Texto de referência:
··········
Thursday, 25 de April de 2024 ISSN 1519-7670 - Ano 24 - nº 1284

Midiativas

TT Catalão

 

P

esquisa eleitoral deveria ir para a Bienal: vale mais a leitura que se faz da obra do que o conteúdo que a justifica… Além de ser antropofágica: várias candidaturas e coberturas jornalísticas foram devoradas pela sedução dos números absolutos.

Agora, sob o fogo cerrado dos perdedores, os institutos de pesquisas certamente já alinhavaram um rosário de explicações técnicas estrategicamente convincentes para provar a flutuação técnica da margem de erro, a matemática aleatória dos valores, a psicodinâmica do impacto logístico, blablablás mis…Enfim, teremos certamente uma complexa explicação. É o valor do Brasil neoliberal de hoje: até os fracassos são brilhantes.
··········
Linhas:
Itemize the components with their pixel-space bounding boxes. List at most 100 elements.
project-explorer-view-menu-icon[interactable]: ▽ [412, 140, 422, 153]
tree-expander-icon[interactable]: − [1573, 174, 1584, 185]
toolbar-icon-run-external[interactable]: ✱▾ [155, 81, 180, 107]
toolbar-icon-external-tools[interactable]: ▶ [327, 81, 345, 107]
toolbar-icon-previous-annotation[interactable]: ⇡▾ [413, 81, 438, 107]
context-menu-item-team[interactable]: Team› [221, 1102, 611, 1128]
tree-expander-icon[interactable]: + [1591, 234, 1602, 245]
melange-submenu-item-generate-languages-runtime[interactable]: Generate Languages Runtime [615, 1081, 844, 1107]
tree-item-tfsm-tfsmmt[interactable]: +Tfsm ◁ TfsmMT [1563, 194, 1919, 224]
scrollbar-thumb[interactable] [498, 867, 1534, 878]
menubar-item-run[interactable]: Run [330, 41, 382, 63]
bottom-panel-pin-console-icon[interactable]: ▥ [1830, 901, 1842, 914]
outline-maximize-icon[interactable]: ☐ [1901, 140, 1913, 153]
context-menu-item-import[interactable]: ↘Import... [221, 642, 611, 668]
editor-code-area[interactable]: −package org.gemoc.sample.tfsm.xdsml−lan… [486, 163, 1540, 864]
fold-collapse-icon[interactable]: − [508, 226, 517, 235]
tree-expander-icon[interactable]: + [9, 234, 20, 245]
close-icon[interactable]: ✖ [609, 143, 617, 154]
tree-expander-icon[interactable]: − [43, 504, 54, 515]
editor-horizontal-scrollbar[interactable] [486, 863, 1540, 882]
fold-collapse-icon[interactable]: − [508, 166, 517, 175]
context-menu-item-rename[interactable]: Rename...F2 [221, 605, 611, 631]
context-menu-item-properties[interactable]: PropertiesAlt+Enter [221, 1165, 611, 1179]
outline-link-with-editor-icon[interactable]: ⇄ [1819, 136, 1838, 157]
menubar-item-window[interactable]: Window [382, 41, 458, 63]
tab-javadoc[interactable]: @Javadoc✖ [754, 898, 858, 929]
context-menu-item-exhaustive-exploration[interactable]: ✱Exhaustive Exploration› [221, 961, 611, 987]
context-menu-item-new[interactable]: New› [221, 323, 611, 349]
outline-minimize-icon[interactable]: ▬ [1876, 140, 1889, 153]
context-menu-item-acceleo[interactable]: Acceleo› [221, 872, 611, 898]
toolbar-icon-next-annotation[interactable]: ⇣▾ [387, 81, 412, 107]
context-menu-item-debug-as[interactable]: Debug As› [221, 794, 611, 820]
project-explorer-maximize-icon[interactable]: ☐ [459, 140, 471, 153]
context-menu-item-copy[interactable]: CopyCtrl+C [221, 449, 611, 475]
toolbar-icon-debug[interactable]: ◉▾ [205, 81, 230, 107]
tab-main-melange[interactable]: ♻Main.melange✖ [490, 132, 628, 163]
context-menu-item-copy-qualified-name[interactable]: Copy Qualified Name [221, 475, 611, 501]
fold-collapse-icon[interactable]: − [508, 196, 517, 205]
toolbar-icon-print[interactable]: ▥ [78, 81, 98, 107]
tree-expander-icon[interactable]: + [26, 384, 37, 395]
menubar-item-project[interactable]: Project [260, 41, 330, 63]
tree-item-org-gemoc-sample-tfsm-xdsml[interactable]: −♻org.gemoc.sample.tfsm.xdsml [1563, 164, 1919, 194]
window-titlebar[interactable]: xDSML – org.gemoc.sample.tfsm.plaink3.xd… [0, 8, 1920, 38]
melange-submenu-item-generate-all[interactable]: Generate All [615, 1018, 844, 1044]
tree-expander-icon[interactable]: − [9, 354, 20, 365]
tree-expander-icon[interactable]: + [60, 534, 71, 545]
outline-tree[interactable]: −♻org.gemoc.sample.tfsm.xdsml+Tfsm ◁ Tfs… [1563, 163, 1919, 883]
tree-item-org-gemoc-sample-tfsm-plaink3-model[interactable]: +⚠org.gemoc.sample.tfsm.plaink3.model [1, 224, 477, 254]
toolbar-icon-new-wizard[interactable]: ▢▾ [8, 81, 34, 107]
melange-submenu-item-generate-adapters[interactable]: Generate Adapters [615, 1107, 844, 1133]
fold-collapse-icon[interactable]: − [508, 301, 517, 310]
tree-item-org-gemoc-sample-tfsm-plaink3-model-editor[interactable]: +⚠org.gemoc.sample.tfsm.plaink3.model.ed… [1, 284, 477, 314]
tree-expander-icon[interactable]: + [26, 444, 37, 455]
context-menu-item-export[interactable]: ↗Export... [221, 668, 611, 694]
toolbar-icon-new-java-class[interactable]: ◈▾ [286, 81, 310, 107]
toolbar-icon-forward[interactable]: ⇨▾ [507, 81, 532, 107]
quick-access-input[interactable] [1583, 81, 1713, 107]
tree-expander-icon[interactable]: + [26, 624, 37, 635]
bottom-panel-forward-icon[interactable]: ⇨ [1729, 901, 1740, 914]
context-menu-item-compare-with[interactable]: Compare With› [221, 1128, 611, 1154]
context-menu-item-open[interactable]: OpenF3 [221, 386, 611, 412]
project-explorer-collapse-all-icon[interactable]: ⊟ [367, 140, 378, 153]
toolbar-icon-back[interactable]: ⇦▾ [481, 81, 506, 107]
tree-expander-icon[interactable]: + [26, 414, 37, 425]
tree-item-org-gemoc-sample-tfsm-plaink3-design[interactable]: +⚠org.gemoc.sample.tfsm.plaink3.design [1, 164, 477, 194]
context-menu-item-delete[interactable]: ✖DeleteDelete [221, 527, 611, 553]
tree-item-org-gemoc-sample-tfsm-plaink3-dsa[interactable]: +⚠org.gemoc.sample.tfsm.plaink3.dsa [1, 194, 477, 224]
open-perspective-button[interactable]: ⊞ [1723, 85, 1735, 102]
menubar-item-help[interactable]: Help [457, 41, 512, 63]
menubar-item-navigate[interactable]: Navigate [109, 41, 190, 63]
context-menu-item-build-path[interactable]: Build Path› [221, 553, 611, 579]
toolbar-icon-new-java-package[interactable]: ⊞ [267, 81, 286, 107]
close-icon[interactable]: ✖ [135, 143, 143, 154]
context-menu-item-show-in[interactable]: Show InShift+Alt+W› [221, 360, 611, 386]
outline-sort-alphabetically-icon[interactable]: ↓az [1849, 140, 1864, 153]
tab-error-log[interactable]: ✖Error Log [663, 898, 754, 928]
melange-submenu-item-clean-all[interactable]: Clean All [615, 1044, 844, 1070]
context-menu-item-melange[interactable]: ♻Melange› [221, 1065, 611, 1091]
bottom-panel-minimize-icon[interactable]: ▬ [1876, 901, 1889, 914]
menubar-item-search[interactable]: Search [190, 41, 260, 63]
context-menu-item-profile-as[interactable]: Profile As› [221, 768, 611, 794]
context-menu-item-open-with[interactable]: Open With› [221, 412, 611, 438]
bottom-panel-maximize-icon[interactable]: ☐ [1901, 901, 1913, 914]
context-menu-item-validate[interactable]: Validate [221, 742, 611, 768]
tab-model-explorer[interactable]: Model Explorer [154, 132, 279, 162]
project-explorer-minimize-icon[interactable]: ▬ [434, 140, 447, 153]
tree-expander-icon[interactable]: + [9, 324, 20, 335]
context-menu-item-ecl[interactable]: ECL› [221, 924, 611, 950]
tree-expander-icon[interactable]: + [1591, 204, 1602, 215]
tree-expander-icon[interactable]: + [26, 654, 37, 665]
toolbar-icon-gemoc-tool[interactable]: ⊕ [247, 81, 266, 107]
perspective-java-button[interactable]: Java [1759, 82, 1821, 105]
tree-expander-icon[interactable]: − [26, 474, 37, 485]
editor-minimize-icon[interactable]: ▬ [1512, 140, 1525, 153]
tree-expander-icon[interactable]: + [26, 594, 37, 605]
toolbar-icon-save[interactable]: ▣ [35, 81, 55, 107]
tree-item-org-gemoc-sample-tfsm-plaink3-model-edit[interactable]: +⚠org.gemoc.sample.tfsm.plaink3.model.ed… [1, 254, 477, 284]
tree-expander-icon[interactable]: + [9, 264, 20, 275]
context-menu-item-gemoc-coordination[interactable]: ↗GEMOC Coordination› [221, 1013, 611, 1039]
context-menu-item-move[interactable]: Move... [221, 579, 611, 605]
··········
Cite, sem mudar nada, o trecho do texto sobre pesquisa eleitoral que se inicia com as palavras "esquisa eleitoral deveria" e termina com "dos números absolutos.". Para responder, baseie-se somente no texto sobre pesquisa eleitoral.

esquisa eleitoral deveria ir para a Bienal: vale mais a leitura que se faz da obra do que o conteúdo que a justifica… Além de ser antropofágica: várias candidaturas e coberturas jornalísticas foram devoradas pela sedução dos números absolutos.